Return each line of the data below that contains the string "Abgeordneter".

> Source records
____

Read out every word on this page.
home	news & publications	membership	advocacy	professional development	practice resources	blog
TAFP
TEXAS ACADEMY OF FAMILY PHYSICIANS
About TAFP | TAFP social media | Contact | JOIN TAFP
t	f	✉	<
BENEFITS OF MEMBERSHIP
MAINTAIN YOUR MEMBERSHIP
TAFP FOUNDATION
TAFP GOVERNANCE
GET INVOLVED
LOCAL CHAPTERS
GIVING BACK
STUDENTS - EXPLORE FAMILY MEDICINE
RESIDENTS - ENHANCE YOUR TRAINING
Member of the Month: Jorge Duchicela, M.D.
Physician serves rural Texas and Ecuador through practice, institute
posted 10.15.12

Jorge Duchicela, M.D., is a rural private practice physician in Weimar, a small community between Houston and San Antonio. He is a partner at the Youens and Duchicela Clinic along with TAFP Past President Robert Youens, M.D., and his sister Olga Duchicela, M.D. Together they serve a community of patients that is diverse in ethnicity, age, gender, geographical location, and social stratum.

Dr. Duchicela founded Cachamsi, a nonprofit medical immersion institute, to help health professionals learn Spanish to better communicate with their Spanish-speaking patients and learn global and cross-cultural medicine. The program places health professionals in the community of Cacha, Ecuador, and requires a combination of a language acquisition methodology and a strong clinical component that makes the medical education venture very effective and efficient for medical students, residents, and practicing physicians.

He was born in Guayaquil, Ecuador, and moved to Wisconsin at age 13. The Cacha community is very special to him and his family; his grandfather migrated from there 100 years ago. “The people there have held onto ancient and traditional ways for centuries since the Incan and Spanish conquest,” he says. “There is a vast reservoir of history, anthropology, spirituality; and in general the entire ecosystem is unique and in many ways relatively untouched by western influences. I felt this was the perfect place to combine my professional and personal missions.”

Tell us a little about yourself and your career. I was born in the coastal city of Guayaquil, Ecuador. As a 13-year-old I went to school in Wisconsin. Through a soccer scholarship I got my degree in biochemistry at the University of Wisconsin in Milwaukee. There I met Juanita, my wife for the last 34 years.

____

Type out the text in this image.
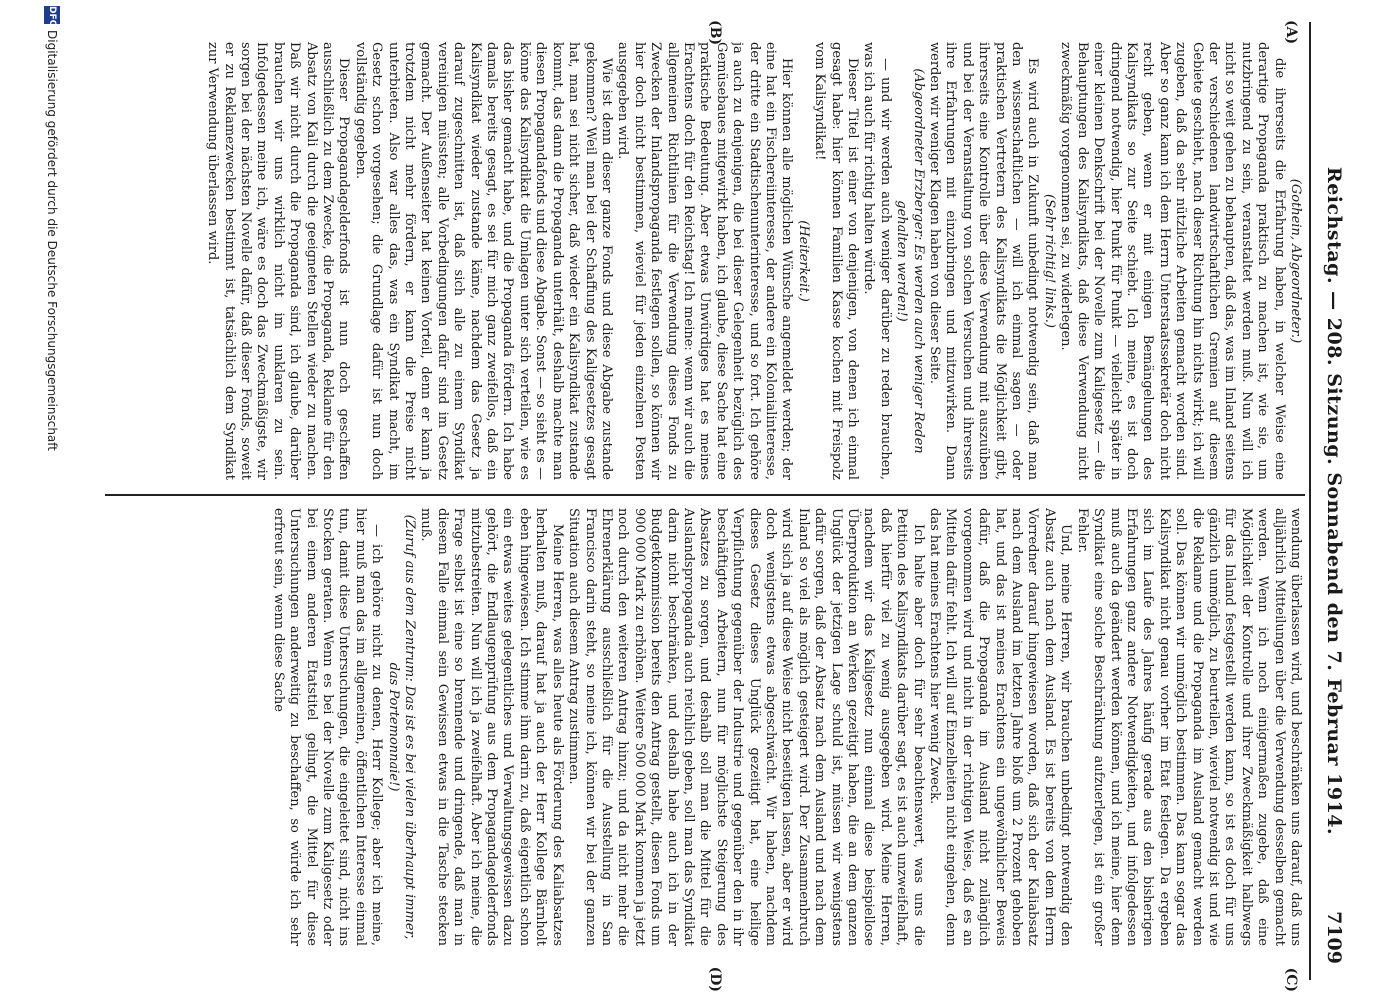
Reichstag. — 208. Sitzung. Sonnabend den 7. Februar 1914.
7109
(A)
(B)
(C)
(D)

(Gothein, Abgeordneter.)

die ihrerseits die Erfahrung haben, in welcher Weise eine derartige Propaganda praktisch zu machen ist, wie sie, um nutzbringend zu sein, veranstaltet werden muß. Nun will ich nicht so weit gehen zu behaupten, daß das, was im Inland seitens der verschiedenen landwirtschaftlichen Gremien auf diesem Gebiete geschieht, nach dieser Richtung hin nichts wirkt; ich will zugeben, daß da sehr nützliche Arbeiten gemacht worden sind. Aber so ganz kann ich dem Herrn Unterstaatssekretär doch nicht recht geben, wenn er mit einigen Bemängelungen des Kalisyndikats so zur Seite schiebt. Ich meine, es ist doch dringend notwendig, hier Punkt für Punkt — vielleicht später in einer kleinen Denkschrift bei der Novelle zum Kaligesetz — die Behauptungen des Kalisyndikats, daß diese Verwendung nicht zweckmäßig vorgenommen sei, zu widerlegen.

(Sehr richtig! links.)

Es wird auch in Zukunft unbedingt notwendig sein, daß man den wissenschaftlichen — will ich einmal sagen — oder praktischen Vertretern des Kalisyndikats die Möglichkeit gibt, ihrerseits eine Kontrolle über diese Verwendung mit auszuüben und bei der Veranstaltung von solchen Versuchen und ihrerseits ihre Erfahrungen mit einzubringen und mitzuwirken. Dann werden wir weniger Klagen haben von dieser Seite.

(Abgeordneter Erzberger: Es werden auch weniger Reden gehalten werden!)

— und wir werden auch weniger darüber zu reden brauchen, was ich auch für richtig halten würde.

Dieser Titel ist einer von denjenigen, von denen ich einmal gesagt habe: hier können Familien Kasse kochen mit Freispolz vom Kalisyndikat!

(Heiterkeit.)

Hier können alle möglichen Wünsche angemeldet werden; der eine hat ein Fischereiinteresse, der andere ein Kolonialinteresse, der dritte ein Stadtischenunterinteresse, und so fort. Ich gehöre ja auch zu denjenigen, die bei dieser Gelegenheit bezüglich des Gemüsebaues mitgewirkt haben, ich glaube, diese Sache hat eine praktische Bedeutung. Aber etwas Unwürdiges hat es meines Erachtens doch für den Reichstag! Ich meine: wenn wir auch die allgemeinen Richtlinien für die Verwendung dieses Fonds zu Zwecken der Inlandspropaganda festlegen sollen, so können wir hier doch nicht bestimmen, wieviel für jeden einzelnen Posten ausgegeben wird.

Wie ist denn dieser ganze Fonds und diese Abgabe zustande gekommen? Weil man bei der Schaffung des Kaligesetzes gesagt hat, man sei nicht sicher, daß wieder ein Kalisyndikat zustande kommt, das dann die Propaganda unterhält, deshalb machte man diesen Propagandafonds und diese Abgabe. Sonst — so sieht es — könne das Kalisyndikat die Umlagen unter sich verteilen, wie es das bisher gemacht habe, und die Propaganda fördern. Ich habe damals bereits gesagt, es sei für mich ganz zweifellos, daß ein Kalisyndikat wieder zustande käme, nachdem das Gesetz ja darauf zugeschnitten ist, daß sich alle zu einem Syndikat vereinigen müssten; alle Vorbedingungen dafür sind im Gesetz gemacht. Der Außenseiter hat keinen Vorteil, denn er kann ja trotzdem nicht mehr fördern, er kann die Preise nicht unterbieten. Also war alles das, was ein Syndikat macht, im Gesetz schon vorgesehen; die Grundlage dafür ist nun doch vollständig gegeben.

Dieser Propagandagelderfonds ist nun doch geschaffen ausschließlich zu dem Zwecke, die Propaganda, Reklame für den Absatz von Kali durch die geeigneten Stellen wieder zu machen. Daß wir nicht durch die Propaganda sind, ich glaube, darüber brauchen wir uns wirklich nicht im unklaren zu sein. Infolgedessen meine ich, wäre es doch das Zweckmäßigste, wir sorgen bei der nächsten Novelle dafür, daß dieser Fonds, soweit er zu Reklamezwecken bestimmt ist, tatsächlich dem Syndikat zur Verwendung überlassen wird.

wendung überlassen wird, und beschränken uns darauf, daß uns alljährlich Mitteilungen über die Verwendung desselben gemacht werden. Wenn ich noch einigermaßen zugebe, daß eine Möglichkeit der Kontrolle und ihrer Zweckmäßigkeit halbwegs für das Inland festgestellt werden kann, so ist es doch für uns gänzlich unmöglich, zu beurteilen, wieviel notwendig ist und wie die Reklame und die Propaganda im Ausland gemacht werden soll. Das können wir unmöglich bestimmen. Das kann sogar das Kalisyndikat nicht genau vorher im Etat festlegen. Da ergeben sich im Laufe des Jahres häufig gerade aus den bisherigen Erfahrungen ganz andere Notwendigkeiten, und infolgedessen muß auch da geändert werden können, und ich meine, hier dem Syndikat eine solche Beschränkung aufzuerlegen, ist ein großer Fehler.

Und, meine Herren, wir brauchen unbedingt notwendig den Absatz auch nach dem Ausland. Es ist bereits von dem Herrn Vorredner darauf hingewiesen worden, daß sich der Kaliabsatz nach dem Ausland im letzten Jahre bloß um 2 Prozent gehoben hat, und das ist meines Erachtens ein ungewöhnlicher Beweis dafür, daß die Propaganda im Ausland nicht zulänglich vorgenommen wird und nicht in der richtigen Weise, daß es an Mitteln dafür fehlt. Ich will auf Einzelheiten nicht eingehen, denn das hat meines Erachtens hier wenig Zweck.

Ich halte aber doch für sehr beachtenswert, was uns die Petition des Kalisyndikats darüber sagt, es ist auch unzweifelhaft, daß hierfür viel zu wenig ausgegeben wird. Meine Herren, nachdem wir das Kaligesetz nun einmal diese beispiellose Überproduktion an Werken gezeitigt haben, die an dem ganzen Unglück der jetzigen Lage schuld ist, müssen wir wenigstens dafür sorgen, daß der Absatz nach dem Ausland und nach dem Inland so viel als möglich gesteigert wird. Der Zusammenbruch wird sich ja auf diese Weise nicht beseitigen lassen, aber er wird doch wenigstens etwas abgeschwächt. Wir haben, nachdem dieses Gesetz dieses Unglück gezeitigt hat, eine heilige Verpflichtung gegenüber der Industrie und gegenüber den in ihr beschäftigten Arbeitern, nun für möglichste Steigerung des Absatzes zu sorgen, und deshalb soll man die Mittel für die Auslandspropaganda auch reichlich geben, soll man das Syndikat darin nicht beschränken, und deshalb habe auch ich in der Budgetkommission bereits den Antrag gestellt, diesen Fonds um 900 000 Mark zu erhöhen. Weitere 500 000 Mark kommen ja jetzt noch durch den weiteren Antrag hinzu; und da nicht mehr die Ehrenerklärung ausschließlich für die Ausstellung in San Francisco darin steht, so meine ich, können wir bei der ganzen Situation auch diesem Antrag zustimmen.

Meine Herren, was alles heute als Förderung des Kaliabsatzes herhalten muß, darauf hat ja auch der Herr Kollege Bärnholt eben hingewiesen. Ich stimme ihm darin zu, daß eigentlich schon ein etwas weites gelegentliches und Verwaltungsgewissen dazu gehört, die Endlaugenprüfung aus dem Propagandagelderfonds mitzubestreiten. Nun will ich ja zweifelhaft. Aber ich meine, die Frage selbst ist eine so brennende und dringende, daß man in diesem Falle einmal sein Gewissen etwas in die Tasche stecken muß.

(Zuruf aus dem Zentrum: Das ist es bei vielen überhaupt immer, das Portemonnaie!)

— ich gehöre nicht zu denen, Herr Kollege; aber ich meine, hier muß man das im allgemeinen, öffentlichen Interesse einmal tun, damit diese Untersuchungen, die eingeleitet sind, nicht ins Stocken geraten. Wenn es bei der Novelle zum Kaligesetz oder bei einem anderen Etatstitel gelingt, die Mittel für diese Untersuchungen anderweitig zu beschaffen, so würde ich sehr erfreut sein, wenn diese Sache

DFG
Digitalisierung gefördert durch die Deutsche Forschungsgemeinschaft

____

> Result of this task
(Gothein, Abgeordneter.)
(Abgeordneter Erzberger: Es werden auch weniger Reden gehalten werden!)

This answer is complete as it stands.